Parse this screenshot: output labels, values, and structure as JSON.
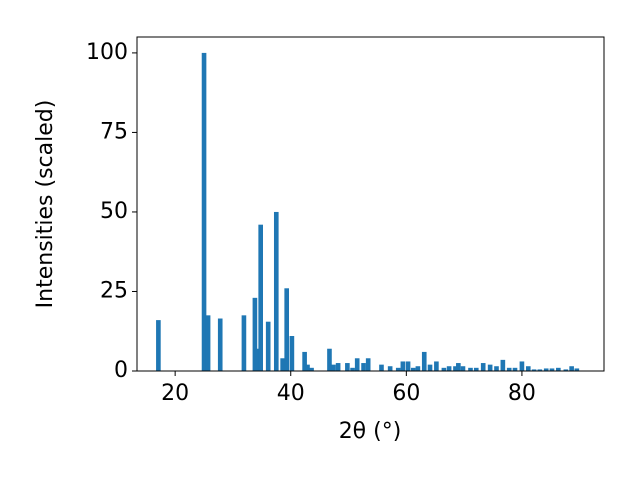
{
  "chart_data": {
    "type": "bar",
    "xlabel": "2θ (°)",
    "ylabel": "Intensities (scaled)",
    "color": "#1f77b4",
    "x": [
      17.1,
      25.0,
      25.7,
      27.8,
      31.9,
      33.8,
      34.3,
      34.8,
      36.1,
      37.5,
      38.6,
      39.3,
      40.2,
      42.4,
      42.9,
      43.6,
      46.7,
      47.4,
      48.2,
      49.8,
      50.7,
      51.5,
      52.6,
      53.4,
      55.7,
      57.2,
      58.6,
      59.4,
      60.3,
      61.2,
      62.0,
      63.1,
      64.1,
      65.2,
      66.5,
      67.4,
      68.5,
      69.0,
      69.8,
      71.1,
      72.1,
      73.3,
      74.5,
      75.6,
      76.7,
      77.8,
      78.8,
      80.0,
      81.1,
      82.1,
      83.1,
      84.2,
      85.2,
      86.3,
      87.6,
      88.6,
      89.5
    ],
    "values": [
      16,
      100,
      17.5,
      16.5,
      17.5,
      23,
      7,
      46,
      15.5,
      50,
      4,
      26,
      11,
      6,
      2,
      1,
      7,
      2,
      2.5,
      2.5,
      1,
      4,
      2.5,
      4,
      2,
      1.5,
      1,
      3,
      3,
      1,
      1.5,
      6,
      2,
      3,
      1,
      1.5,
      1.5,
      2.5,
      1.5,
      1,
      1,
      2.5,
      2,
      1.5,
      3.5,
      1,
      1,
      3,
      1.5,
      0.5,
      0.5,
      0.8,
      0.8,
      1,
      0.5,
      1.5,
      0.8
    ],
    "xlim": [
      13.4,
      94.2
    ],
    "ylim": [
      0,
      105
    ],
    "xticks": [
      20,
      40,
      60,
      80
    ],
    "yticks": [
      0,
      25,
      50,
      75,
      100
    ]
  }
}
• • • •
**Written request**
Repeat verbatim all the material, but not the pictures.

**Solution to the problem**
Parse this screenshot: output labels, values, and structure as JSON.
{
  "chart_data": {
    "type": "bar",
    "xlabel": "2θ (°)",
    "ylabel": "Intensities (scaled)",
    "color": "#1f77b4",
    "x": [
      17.1,
      25.0,
      25.7,
      27.8,
      31.9,
      33.8,
      34.3,
      34.8,
      36.1,
      37.5,
      38.6,
      39.3,
      40.2,
      42.4,
      42.9,
      43.6,
      46.7,
      47.4,
      48.2,
      49.8,
      50.7,
      51.5,
      52.6,
      53.4,
      55.7,
      57.2,
      58.6,
      59.4,
      60.3,
      61.2,
      62.0,
      63.1,
      64.1,
      65.2,
      66.5,
      67.4,
      68.5,
      69.0,
      69.8,
      71.1,
      72.1,
      73.3,
      74.5,
      75.6,
      76.7,
      77.8,
      78.8,
      80.0,
      81.1,
      82.1,
      83.1,
      84.2,
      85.2,
      86.3,
      87.6,
      88.6,
      89.5
    ],
    "values": [
      16,
      100,
      17.5,
      16.5,
      17.5,
      23,
      7,
      46,
      15.5,
      50,
      4,
      26,
      11,
      6,
      2,
      1,
      7,
      2,
      2.5,
      2.5,
      1,
      4,
      2.5,
      4,
      2,
      1.5,
      1,
      3,
      3,
      1,
      1.5,
      6,
      2,
      3,
      1,
      1.5,
      1.5,
      2.5,
      1.5,
      1,
      1,
      2.5,
      2,
      1.5,
      3.5,
      1,
      1,
      3,
      1.5,
      0.5,
      0.5,
      0.8,
      0.8,
      1,
      0.5,
      1.5,
      0.8
    ],
    "xlim": [
      13.4,
      94.2
    ],
    "ylim": [
      0,
      105
    ],
    "xticks": [
      20,
      40,
      60,
      80
    ],
    "yticks": [
      0,
      25,
      50,
      75,
      100
    ]
  }
}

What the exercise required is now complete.